---- Passage given

Thursday, September 02, 2010

Dennis and the Miracle

I stopped blogging for the month of August to keep the reading focus on Peaks for Parkinsons. I stopped, but this family didn't stop and Dennis and the Miracle are one of those times worth mentioning.

The first week of August, we had gone camping up at Lake Elmore State Park in Vermont. Actually most of this family was camping, while the runner was a Green Mountain Running Camp at Lydonville State College. The thinking was if you make the trip up there to drop off the camper, you might as well stay instead of driving back and forth; but I digress.

Despite receiving over three and a half inches of rain, it was a great camping trip with fishing, walking, swimming, and a lot of Cribbage. Good stuff... The trip over, the Rig and trailer packed, the runner picked up, we were on our way home, just over the Massachusetts boarder, when the trailer experienced a blow out.

Right after the pop, I said, "Can't be..." but it was. The man pulled over to the side of the road. The flat was on the traffic side, of course. A huge and complete blow out through the side of the tire. Both of us out of the car, we were clearing camping equipment away from the jack stands and jack when voice came out of no where.

"Do you need help?"

I turned to see a huge man with a military emblem sewn on his shirt standing next to me. Really where did this guy come from? My answer, "Let me ask my husband?"

--------
---- Material shown

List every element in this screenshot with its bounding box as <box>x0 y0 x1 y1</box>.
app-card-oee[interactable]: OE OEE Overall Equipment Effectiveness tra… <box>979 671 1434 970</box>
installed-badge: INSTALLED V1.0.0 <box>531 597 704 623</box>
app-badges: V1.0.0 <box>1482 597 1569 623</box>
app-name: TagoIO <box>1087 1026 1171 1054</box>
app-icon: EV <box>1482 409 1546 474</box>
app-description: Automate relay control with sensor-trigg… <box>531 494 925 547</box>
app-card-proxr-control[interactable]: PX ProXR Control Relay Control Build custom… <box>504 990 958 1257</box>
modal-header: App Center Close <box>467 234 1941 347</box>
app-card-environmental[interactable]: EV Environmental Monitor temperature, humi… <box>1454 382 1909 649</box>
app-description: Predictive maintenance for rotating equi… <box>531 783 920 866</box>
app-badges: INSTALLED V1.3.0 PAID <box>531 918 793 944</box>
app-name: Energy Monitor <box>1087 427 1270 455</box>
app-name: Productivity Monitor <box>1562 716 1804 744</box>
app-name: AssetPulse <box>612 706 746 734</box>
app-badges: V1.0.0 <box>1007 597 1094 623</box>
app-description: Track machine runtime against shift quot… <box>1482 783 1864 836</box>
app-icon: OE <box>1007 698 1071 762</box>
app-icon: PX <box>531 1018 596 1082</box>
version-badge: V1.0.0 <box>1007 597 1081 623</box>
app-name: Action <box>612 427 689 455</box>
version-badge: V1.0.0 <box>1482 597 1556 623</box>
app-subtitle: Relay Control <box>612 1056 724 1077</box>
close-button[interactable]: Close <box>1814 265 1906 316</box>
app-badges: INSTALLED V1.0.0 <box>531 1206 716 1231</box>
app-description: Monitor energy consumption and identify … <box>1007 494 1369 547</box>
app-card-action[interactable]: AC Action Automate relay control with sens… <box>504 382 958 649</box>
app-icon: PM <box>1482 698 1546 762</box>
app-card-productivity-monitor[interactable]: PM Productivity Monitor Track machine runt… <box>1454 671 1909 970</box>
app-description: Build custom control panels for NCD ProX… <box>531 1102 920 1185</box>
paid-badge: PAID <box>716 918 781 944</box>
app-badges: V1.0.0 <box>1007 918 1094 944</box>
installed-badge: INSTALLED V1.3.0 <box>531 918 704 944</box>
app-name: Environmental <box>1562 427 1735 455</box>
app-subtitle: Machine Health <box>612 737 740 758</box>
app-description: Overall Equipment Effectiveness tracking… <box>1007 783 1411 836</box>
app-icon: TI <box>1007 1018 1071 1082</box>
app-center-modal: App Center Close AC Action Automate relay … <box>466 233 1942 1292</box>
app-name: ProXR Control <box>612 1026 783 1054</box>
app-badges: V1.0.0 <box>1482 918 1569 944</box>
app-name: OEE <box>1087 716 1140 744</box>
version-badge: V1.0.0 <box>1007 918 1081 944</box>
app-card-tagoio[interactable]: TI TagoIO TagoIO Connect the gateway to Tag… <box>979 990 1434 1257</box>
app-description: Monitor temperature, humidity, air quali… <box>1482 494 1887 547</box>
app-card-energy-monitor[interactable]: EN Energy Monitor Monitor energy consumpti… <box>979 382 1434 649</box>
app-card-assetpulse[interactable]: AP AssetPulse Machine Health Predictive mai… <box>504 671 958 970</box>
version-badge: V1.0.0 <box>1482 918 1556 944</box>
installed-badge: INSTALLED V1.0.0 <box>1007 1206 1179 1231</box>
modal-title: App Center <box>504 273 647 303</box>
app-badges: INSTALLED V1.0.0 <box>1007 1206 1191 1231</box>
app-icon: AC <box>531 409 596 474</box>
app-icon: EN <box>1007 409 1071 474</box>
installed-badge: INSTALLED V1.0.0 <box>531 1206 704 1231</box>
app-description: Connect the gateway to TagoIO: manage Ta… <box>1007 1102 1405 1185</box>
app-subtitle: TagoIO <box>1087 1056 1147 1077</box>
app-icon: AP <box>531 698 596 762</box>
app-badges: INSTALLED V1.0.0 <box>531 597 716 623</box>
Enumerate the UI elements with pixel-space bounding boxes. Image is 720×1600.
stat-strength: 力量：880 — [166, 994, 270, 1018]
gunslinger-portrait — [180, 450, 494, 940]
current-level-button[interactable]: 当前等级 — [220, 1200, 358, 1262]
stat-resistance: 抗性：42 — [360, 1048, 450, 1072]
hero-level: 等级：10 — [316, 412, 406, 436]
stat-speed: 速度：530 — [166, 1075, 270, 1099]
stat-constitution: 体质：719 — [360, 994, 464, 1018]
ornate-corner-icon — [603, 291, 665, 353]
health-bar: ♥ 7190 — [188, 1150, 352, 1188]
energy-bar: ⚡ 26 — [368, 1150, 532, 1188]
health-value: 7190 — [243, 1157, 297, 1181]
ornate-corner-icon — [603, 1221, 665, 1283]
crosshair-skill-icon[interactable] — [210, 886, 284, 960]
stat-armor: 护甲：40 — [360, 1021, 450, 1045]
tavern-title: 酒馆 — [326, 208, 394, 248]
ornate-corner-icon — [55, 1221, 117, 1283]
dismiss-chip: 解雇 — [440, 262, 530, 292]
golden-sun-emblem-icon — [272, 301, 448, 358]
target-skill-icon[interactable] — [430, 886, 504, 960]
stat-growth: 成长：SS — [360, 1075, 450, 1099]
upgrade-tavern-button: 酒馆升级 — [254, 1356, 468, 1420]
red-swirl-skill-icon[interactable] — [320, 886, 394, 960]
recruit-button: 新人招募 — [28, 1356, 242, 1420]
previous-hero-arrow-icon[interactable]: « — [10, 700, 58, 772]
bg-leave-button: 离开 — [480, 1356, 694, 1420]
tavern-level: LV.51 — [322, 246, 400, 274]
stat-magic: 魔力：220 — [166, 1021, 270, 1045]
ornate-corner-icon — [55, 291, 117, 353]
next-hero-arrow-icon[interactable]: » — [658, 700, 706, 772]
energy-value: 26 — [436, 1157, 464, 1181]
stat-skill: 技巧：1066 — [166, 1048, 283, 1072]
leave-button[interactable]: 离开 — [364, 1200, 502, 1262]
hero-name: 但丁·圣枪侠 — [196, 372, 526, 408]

--------

* Problems to work on
1. Could you give again, word for word, the part of the "Dennis and the Miracle" blog post from "Despite receiving over" up to and including "a blow out."?
2. What comes next in the "Dennis and the Miracle" blog post about the trailer blowout? Continue it after its last sentence.

* Written answers
1.
Despite receiving over three and a half inches of rain, it was a great camping trip with fishing, walking, swimming, and a lot of Cribbage. Good stuff... The trip over, the Rig and trailer packed, the runner picked up, we were on our way home, just over the Massachusetts boarder, when the trailer experienced a blow out.

2.
"Oh, you're not alone?", replied the stranger. Did he think I was a woman alone on the side of this highway? Were the kids safe in the car? What were this man's intentions?

Nervous, I asked the husband, "Do we need help?"

Poking his head out of the back of the Rig, he looked at me and then answered the stranger, "We might." And we did. For we had made the mistake of thinking the lug wrench that fit the car tires, also handled the trailer. It didn't. And when this became apparent, Denise -- the stranger, returned to his vehicle which was parked on the side of the road ahead of ours, and brought back the correct tool.

As my husband and I changed the tire, Dennis stood 20 feet down the road, waving drivers away from us. Putting himself in dangers path, for us, strangers.

Fifteen minutes, that is all it took for us to stop, change the flat, thank a Samaritan, and be back on our way. Fifteen minutes, but that isn't the miracle.

The miracle came after wards, when we were getting the tire replaced. Our mechanic suggested we change the other tire. The tread looked fine. Why change it, was me first thought. But when my husband took the tire off the trailer, he noticed it had 3 bubbles on the inside wall. We could have easily had two blow out...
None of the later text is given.